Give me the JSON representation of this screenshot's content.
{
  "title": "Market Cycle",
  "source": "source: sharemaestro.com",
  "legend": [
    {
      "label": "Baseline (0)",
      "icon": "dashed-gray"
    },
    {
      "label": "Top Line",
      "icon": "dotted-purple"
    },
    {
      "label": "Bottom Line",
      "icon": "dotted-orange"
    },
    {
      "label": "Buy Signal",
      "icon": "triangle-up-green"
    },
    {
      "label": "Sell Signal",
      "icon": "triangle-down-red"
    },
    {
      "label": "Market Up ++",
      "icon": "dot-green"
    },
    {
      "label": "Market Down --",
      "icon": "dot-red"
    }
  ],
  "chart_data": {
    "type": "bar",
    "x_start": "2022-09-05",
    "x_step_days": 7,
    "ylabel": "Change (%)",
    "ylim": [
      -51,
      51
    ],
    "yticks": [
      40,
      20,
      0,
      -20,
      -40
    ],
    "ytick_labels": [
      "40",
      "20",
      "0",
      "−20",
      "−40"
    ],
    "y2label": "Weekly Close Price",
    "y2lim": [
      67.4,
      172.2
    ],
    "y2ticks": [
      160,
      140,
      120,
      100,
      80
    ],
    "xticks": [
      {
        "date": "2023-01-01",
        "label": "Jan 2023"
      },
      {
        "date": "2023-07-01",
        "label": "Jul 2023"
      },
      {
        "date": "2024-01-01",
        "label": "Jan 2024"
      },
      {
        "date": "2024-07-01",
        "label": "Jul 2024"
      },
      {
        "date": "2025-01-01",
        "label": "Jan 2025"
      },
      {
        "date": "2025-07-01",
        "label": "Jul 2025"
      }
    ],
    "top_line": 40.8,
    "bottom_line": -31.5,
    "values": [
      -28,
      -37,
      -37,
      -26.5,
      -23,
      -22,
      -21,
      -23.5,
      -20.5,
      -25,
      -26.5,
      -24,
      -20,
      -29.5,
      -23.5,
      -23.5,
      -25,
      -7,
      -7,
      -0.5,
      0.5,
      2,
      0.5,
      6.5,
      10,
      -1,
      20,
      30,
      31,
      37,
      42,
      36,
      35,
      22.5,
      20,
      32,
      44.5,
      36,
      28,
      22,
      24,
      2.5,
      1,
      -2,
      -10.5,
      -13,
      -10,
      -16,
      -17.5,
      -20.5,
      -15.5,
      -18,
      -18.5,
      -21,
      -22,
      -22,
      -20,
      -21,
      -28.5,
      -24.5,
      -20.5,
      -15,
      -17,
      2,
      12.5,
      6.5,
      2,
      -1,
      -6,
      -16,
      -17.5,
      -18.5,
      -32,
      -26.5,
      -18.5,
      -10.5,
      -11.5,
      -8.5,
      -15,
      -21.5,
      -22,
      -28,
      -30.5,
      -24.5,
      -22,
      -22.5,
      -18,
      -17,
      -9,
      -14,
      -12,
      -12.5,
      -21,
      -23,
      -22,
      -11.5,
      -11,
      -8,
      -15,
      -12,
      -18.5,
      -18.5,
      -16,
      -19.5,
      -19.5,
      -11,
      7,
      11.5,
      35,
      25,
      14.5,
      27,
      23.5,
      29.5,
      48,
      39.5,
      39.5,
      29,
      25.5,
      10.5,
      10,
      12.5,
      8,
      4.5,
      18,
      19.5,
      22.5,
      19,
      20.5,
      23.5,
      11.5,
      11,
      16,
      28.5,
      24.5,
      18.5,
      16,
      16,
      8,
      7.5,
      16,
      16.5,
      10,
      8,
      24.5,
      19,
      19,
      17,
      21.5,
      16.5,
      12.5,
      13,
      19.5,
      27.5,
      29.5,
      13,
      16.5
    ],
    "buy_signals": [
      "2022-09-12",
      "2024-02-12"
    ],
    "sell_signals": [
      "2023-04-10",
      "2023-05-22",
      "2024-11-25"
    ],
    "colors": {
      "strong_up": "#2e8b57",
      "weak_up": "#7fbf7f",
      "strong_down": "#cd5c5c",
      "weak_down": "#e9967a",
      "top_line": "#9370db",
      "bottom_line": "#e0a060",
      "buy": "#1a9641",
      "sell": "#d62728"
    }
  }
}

Stated problem:
Only a number is expected here: the count of lines in the listing that hold the string "green".

Reply to the exercise:
2